--- Begin Source data ---

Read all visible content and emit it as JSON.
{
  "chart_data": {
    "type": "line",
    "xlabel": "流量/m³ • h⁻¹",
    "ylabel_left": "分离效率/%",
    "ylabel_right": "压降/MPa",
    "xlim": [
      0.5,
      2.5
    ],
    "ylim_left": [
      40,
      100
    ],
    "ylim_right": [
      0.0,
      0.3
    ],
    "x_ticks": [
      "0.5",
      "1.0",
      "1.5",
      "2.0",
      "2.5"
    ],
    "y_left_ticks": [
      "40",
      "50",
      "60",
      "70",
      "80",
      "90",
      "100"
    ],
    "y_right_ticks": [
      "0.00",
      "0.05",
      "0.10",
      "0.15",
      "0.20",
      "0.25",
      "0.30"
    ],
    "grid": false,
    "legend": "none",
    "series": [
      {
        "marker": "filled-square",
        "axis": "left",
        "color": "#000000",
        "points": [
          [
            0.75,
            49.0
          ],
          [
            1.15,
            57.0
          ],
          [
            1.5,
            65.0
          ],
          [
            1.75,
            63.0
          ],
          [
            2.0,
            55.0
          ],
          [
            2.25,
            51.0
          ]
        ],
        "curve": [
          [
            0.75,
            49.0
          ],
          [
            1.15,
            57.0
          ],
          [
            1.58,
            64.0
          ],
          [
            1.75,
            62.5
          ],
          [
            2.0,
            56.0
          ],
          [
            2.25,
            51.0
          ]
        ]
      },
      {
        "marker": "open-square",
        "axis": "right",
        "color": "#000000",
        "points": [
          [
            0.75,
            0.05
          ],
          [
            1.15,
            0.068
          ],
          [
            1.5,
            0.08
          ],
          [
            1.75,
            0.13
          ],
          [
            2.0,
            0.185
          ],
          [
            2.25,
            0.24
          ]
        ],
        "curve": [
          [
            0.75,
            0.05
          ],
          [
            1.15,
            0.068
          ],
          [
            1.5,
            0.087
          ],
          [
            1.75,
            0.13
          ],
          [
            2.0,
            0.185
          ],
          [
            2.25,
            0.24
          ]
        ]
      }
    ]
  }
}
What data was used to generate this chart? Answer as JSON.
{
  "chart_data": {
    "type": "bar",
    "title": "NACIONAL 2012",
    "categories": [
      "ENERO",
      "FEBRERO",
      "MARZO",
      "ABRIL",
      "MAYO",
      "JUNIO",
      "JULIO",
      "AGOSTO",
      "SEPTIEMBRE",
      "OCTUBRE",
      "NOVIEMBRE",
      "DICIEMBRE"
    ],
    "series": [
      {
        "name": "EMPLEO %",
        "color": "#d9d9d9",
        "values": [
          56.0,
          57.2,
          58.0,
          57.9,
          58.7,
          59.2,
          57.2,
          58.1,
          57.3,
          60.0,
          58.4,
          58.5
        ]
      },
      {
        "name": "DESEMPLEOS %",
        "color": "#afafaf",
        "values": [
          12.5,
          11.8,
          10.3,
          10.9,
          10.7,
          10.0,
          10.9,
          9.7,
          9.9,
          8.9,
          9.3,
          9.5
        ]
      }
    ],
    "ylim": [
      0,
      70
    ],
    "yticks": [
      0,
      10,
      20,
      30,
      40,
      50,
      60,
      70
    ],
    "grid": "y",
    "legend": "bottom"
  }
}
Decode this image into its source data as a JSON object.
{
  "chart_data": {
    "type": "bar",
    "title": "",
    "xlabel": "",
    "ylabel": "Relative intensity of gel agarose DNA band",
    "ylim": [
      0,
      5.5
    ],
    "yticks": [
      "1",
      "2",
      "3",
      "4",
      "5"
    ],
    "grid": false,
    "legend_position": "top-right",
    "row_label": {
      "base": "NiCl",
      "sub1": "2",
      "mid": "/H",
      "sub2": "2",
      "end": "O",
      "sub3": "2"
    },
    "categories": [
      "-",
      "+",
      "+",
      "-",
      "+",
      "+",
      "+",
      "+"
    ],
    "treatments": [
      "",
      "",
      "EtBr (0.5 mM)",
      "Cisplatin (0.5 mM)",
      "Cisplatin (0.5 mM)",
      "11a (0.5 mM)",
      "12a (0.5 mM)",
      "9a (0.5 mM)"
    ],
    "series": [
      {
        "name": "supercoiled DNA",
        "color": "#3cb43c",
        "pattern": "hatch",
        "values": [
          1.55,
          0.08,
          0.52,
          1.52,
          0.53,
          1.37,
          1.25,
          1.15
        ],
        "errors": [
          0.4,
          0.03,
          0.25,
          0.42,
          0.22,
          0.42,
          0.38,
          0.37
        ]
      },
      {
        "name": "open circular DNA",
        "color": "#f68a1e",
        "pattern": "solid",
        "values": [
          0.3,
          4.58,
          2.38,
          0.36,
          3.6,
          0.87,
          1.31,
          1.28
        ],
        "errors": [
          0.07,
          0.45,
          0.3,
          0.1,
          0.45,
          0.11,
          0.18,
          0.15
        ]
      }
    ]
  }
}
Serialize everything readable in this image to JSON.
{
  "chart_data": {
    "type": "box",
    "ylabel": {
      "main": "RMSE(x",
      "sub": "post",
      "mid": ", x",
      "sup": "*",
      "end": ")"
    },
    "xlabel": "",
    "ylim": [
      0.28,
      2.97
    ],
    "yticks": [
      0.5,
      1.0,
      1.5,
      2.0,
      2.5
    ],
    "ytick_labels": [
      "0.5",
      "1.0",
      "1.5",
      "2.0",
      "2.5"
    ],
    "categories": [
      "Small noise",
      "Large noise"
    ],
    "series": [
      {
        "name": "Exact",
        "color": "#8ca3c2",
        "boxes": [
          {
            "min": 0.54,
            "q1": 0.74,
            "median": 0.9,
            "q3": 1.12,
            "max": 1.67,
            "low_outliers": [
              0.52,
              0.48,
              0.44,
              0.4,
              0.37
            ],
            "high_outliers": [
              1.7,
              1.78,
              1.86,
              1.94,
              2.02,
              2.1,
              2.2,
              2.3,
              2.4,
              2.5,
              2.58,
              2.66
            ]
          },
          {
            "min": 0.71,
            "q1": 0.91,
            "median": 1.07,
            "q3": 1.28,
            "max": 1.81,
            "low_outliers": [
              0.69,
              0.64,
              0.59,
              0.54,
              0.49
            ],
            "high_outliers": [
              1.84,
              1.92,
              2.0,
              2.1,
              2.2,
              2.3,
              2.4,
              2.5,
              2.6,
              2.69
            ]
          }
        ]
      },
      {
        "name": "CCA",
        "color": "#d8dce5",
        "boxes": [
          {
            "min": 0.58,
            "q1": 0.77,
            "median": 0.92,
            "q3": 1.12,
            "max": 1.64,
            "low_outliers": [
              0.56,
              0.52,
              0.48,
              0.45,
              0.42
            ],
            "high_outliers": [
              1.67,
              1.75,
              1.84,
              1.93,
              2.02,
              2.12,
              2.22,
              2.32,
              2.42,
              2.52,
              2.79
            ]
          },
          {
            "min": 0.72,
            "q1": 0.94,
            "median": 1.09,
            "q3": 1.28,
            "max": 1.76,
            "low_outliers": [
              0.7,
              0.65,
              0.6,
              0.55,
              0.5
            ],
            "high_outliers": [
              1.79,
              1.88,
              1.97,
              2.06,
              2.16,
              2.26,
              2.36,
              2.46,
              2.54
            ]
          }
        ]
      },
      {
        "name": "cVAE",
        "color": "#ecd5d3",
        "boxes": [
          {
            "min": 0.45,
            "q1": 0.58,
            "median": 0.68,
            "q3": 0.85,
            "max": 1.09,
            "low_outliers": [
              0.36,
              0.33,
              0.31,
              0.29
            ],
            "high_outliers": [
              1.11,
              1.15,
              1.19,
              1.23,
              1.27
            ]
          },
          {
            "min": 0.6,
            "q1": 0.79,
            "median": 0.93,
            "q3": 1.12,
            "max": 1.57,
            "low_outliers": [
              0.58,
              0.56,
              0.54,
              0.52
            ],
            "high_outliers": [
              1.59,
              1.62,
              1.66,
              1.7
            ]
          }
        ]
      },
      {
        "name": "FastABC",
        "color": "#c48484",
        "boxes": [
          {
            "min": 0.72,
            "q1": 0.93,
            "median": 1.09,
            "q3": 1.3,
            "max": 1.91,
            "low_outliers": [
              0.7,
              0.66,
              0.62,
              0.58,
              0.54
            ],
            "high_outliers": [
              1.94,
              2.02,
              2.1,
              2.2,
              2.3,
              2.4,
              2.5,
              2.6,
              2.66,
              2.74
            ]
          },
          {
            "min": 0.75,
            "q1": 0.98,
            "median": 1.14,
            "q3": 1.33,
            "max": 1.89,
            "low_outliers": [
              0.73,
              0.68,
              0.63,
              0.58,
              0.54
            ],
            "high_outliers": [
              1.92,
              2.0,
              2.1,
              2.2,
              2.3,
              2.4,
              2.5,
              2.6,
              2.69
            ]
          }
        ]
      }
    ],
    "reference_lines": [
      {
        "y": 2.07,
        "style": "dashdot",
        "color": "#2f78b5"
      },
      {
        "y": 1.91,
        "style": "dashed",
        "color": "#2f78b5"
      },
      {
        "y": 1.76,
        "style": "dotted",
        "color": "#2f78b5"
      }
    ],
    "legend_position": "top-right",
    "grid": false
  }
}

--- End Source data ---

Stated task — Where a line above holds the string "style", show that line.

Correct response —
        "style": "dashdot",
        "style": "dashed",
        "style": "dotted",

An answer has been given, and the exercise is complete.